→ **What needs to be done**
Rewrite the records from the first line through the line with "plot: [4, 70, 1375, 545]", changing "candle-body" to "candlestick-body" and keeping everything else the same.

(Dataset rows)
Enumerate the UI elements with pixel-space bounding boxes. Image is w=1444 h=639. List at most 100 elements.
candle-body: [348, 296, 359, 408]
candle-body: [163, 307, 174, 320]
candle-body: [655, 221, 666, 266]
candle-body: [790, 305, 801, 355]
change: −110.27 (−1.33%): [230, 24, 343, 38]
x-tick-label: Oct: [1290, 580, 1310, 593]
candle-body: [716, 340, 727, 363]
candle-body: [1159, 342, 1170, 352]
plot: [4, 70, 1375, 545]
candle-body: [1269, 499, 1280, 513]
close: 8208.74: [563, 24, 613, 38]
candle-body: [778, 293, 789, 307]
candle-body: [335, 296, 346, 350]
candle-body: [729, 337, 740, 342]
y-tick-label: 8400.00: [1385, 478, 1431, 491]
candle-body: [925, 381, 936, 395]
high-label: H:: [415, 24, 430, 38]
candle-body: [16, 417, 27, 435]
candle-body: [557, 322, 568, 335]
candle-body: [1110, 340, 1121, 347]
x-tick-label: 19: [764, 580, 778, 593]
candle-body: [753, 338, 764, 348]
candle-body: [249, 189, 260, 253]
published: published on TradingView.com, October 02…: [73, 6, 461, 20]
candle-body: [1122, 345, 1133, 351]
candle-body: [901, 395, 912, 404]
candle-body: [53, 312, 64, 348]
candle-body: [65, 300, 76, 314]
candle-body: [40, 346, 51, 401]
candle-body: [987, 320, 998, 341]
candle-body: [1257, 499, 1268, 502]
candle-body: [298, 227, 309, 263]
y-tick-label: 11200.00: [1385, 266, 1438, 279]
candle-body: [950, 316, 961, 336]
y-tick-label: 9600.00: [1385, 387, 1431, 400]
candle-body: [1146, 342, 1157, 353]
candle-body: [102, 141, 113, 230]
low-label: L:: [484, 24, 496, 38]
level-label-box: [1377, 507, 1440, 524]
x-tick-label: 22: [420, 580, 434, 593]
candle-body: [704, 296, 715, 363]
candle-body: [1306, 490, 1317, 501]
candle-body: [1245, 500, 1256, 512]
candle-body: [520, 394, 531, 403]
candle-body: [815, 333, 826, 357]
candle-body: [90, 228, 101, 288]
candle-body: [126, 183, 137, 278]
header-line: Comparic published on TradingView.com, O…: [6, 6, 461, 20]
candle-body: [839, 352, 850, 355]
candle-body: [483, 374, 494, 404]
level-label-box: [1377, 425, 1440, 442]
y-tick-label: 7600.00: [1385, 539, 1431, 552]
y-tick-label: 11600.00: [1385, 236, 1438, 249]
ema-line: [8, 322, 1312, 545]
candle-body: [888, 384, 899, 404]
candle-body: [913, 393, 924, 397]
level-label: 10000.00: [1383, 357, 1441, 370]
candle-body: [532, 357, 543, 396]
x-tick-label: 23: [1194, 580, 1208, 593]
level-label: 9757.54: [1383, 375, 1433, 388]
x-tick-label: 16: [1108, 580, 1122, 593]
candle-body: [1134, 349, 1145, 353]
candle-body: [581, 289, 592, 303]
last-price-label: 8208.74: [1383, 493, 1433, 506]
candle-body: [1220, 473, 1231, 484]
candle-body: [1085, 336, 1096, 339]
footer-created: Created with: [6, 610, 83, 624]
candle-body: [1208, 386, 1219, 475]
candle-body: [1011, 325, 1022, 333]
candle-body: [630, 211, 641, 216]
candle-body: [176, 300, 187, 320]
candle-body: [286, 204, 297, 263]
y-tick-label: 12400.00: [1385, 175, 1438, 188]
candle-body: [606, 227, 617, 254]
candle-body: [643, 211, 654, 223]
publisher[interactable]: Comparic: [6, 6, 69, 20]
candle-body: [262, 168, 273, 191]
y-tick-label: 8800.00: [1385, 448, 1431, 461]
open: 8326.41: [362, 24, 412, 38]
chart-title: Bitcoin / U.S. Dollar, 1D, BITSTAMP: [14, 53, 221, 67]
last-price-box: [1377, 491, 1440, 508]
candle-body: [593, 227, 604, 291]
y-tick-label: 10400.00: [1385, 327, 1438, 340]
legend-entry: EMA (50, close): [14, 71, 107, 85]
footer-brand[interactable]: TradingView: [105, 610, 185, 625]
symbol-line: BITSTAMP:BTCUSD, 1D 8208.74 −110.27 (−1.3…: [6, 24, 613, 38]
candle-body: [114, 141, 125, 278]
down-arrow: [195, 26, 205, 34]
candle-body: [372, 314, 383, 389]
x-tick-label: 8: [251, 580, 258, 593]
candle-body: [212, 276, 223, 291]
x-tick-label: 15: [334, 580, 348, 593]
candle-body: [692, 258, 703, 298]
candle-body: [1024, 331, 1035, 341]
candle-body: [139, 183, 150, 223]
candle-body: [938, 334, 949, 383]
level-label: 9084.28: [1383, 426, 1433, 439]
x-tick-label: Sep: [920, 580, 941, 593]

→ **Exercise response**
Enumerate the UI elements with pixel-space bounding boxes. Image is w=1444 h=639. List at most 100 elements.
candlestick-body: [348, 296, 359, 408]
candlestick-body: [163, 307, 174, 320]
candlestick-body: [655, 221, 666, 266]
candlestick-body: [790, 305, 801, 355]
change: −110.27 (−1.33%): [230, 24, 343, 38]
x-tick-label: Oct: [1290, 580, 1310, 593]
candlestick-body: [716, 340, 727, 363]
candlestick-body: [1159, 342, 1170, 352]
plot: [4, 70, 1375, 545]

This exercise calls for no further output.